### ENTRIES
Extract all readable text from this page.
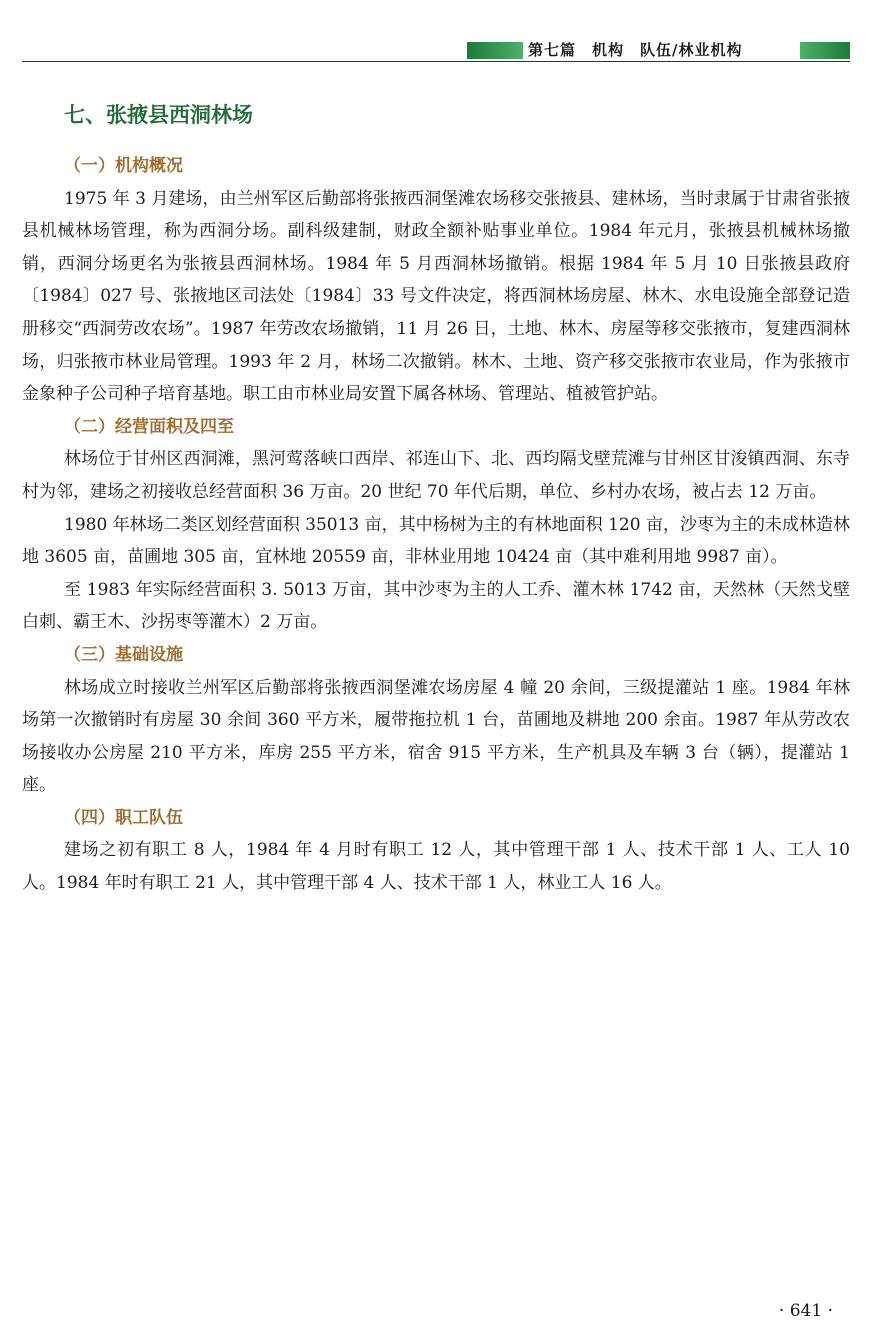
第七篇　机构　队伍/林业机构
七、张掖县西洞林场
（一）机构概况

1975 年 3 月建场，由兰州军区后勤部将张掖西洞堡滩农场移交张掖县、建林场，当时隶属于甘肃省张掖县机械林场管理，称为西洞分场。副科级建制，财政全额补贴事业单位。1984 年元月，张掖县机械林场撤销，西洞分场更名为张掖县西洞林场。1984 年 5 月西洞林场撤销。根据 1984 年 5 月 10 日张掖县政府〔1984〕027 号、张掖地区司法处〔1984〕33 号文件决定，将西洞林场房屋、林木、水电设施全部登记造册移交“西洞劳改农场”。1987 年劳改农场撤销，11 月 26 日，土地、林木、房屋等移交张掖市，复建西洞林场，归张掖市林业局管理。1993 年 2 月，林场二次撤销。林木、土地、资产移交张掖市农业局，作为张掖市金象种子公司种子培育基地。职工由市林业局安置下属各林场、管理站、植被管护站。

（二）经营面积及四至

林场位于甘州区西洞滩，黑河莺落峡口西岸、祁连山下、北、西均隔戈壁荒滩与甘州区甘浚镇西洞、东寺村为邻，建场之初接收总经营面积 36 万亩。20 世纪 70 年代后期，单位、乡村办农场，被占去 12 万亩。

1980 年林场二类区划经营面积 35013 亩，其中杨树为主的有林地面积 120 亩，沙枣为主的未成林造林地 3605 亩，苗圃地 305 亩，宜林地 20559 亩，非林业用地 10424 亩（其中难利用地 9987 亩）。

至 1983 年实际经营面积 3. 5013 万亩，其中沙枣为主的人工乔、灌木林 1742 亩，天然林（天然戈壁白刺、霸王木、沙拐枣等灌木）2 万亩。

（三）基础设施

林场成立时接收兰州军区后勤部将张掖西洞堡滩农场房屋 4 幢 20 余间，三级提灌站 1 座。1984 年林场第一次撤销时有房屋 30 余间 360 平方米，履带拖拉机 1 台，苗圃地及耕地 200 余亩。1987 年从劳改农场接收办公房屋 210 平方米，库房 255 平方米，宿舍 915 平方米，生产机具及车辆 3 台（辆），提灌站 1 座。

（四）职工队伍

建场之初有职工 8 人，1984 年 4 月时有职工 12 人，其中管理干部 1 人、技术干部 1 人、工人 10 人。1984 年时有职工 21 人，其中管理干部 4 人、技术干部 1 人，林业工人 16 人。

· 641 ·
######
Reproduce the entries above without change, omitting all pictures.

Extract all readable text from this page.
第七篇　机构　队伍/林业机构
七、张掖县西洞林场
（一）机构概况

1975 年 3 月建场，由兰州军区后勤部将张掖西洞堡滩农场移交张掖县、建林场，当时隶属于甘肃省张掖县机械林场管理，称为西洞分场。副科级建制，财政全额补贴事业单位。1984 年元月，张掖县机械林场撤销，西洞分场更名为张掖县西洞林场。1984 年 5 月西洞林场撤销。根据 1984 年 5 月 10 日张掖县政府〔1984〕027 号、张掖地区司法处〔1984〕33 号文件决定，将西洞林场房屋、林木、水电设施全部登记造册移交“西洞劳改农场”。1987 年劳改农场撤销，11 月 26 日，土地、林木、房屋等移交张掖市，复建西洞林场，归张掖市林业局管理。1993 年 2 月，林场二次撤销。林木、土地、资产移交张掖市农业局，作为张掖市金象种子公司种子培育基地。职工由市林业局安置下属各林场、管理站、植被管护站。

（二）经营面积及四至

林场位于甘州区西洞滩，黑河莺落峡口西岸、祁连山下、北、西均隔戈壁荒滩与甘州区甘浚镇西洞、东寺村为邻，建场之初接收总经营面积 36 万亩。20 世纪 70 年代后期，单位、乡村办农场，被占去 12 万亩。

1980 年林场二类区划经营面积 35013 亩，其中杨树为主的有林地面积 120 亩，沙枣为主的未成林造林地 3605 亩，苗圃地 305 亩，宜林地 20559 亩，非林业用地 10424 亩（其中难利用地 9987 亩）。

至 1983 年实际经营面积 3. 5013 万亩，其中沙枣为主的人工乔、灌木林 1742 亩，天然林（天然戈壁白刺、霸王木、沙拐枣等灌木）2 万亩。

（三）基础设施

林场成立时接收兰州军区后勤部将张掖西洞堡滩农场房屋 4 幢 20 余间，三级提灌站 1 座。1984 年林场第一次撤销时有房屋 30 余间 360 平方米，履带拖拉机 1 台，苗圃地及耕地 200 余亩。1987 年从劳改农场接收办公房屋 210 平方米，库房 255 平方米，宿舍 915 平方米，生产机具及车辆 3 台（辆），提灌站 1 座。

（四）职工队伍

建场之初有职工 8 人，1984 年 4 月时有职工 12 人，其中管理干部 1 人、技术干部 1 人、工人 10 人。1984 年时有职工 21 人，其中管理干部 4 人、技术干部 1 人，林业工人 16 人。

· 641 ·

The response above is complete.